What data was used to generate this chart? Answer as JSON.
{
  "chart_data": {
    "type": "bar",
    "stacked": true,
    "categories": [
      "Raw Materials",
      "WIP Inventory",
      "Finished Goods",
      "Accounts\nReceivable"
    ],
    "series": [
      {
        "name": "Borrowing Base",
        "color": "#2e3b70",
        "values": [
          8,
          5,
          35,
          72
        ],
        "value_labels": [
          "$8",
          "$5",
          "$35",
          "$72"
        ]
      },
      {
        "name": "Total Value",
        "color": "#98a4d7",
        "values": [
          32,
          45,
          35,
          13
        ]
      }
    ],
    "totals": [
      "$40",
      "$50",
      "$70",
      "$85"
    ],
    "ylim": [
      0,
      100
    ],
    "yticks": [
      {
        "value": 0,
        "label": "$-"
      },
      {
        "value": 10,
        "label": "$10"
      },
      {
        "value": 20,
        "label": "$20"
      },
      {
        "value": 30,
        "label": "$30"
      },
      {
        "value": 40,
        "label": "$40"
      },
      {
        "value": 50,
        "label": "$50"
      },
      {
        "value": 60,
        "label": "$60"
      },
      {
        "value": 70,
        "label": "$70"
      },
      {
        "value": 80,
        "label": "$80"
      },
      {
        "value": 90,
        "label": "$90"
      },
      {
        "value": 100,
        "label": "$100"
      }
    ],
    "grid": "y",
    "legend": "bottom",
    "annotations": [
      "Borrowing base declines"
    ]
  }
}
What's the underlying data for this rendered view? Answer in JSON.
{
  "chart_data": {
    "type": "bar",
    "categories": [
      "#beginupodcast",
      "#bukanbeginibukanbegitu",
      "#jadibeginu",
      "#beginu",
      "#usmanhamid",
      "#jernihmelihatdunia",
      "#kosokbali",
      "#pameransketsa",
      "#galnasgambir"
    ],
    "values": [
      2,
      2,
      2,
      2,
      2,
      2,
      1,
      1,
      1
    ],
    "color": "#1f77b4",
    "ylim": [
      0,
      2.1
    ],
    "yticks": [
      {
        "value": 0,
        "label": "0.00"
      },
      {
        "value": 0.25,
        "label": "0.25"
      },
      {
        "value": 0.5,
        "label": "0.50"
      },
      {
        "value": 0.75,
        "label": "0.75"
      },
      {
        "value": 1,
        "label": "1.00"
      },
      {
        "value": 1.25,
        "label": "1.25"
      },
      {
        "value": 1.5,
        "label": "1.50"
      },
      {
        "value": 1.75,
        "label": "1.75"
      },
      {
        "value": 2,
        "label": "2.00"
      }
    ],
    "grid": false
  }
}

=======

= Exercise =
All lines above containing the string "What" are to be collected.

= Worked solution =
What data was used to generate this chart? Answer as JSON.
What's the underlying data for this rendered view? Answer in JSON.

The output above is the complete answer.